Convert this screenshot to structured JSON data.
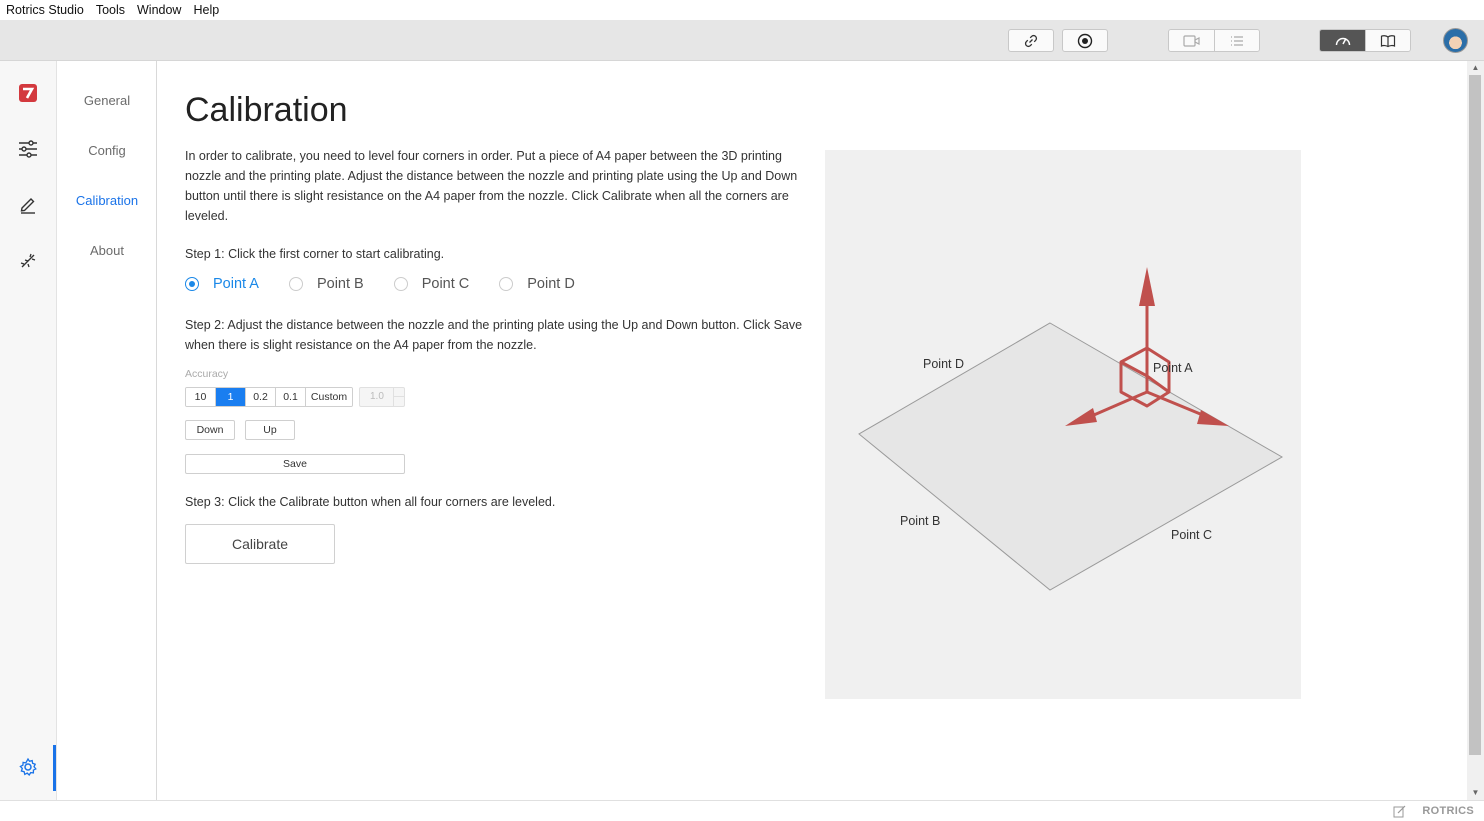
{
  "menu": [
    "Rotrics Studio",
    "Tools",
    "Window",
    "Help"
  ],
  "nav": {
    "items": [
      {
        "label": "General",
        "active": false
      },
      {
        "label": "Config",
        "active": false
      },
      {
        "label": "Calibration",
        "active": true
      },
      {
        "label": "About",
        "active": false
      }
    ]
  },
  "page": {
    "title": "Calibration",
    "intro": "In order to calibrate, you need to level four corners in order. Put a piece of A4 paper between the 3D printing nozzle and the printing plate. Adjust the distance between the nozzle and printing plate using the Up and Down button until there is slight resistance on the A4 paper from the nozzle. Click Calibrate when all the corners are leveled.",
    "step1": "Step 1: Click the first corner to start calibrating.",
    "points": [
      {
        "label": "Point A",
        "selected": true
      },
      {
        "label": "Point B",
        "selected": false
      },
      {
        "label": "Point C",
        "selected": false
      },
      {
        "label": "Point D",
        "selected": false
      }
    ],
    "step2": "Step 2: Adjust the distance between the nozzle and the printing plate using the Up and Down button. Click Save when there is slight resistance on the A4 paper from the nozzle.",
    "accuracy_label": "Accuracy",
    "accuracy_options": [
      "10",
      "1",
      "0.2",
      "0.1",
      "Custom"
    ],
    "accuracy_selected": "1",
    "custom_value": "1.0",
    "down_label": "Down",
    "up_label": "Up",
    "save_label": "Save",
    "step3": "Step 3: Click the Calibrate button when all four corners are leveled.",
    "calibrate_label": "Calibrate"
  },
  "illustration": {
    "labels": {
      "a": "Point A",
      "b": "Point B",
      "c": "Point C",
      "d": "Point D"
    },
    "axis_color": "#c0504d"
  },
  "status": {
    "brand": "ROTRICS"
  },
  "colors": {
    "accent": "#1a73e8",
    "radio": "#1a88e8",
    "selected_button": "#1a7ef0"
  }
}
^^^^^^^^
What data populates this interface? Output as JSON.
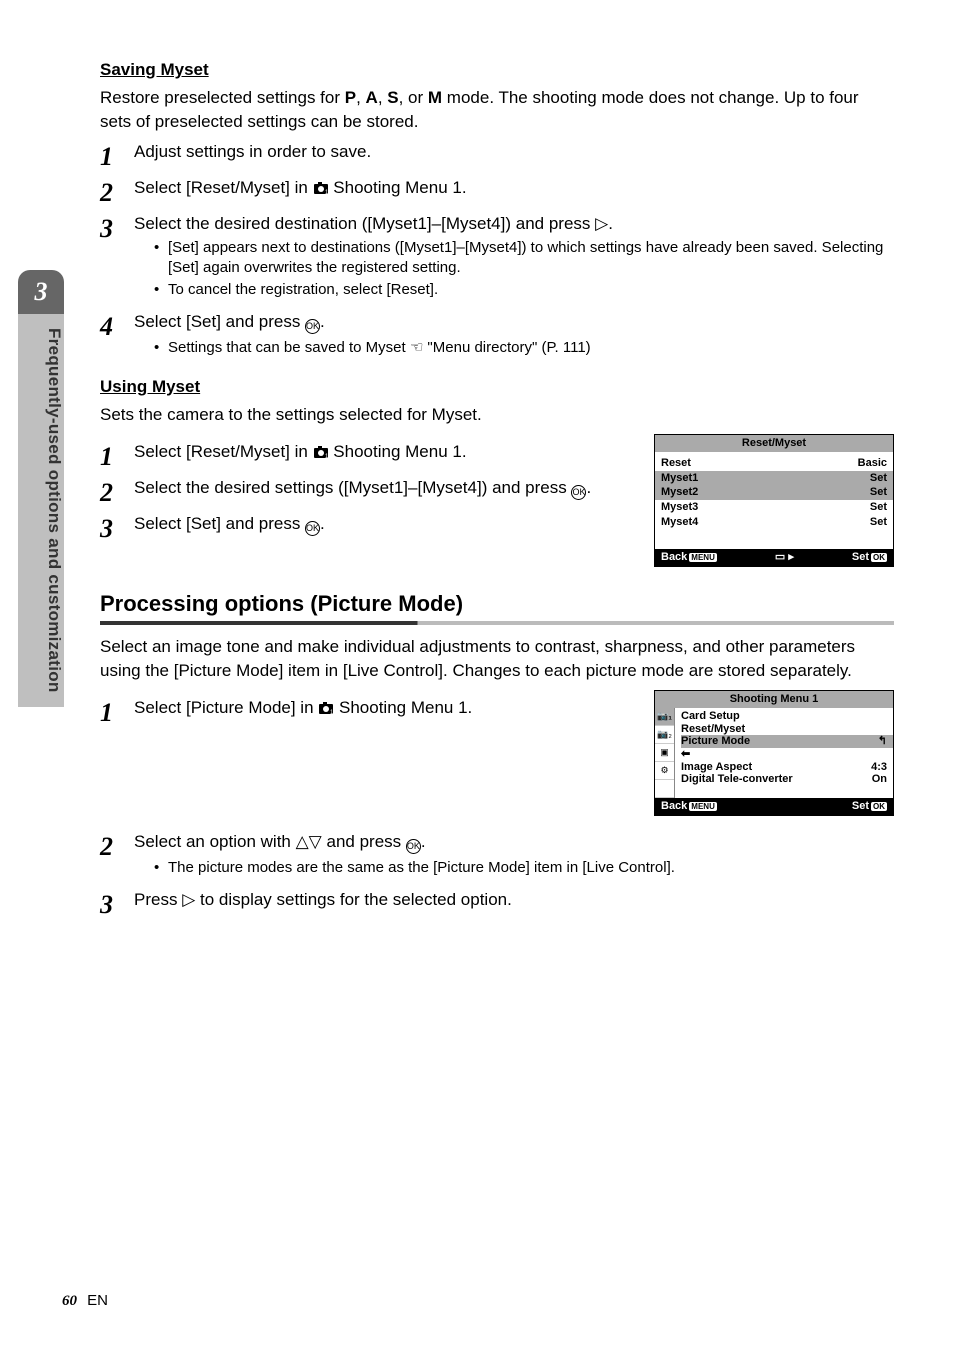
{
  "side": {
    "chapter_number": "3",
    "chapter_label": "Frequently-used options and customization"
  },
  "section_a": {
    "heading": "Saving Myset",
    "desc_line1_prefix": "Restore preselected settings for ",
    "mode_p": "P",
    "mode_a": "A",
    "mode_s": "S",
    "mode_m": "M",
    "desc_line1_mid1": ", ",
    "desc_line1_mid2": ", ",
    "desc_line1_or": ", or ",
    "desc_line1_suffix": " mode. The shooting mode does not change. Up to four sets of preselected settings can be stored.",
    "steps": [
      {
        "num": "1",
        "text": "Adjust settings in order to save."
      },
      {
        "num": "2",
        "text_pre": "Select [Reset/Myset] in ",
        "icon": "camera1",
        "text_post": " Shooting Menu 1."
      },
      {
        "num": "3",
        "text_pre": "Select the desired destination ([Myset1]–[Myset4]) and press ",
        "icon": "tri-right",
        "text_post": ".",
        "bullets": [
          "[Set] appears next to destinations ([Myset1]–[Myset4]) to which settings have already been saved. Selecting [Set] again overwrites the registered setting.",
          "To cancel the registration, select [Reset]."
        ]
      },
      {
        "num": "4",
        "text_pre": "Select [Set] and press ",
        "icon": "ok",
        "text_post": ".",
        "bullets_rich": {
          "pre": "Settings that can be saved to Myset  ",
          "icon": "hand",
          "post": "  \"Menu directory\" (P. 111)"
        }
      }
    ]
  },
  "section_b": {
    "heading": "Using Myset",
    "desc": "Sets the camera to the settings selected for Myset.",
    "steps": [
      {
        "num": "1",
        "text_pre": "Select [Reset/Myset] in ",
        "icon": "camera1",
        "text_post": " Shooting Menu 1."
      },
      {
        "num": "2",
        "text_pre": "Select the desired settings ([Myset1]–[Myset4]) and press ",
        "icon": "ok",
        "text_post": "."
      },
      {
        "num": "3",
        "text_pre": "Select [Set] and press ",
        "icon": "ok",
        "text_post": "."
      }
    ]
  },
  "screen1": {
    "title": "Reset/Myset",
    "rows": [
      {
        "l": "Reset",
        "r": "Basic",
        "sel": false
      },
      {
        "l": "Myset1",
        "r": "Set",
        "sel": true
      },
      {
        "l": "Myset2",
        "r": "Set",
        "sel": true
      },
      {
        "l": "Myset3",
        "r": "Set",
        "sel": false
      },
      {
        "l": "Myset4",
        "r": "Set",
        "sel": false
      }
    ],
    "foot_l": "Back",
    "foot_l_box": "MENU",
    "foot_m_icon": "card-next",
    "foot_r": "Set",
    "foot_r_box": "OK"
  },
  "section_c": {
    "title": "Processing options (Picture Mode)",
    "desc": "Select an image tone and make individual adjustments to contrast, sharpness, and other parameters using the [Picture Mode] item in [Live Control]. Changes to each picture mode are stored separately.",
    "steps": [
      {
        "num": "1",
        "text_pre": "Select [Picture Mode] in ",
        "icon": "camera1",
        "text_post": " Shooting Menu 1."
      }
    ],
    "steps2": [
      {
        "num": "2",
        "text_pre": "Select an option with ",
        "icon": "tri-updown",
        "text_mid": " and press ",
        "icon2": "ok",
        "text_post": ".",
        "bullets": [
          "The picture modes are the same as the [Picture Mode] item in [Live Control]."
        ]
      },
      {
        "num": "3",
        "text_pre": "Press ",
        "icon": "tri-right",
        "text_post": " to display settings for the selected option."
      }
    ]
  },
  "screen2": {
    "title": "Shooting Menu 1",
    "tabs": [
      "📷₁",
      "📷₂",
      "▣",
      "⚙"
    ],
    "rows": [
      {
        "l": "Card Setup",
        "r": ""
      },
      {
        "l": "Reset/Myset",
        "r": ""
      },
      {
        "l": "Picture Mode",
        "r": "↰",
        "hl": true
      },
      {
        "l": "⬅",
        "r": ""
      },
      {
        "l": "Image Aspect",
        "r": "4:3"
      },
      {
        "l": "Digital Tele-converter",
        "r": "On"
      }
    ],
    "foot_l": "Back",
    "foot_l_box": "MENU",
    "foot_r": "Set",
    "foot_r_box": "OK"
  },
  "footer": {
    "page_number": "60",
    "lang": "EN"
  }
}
^^^^^^^^
WHAT IS REQUIRED:
Above are lines of data; state how many of them contain the word "preselected", with no other output.

PROBLEM SOLUTION:
2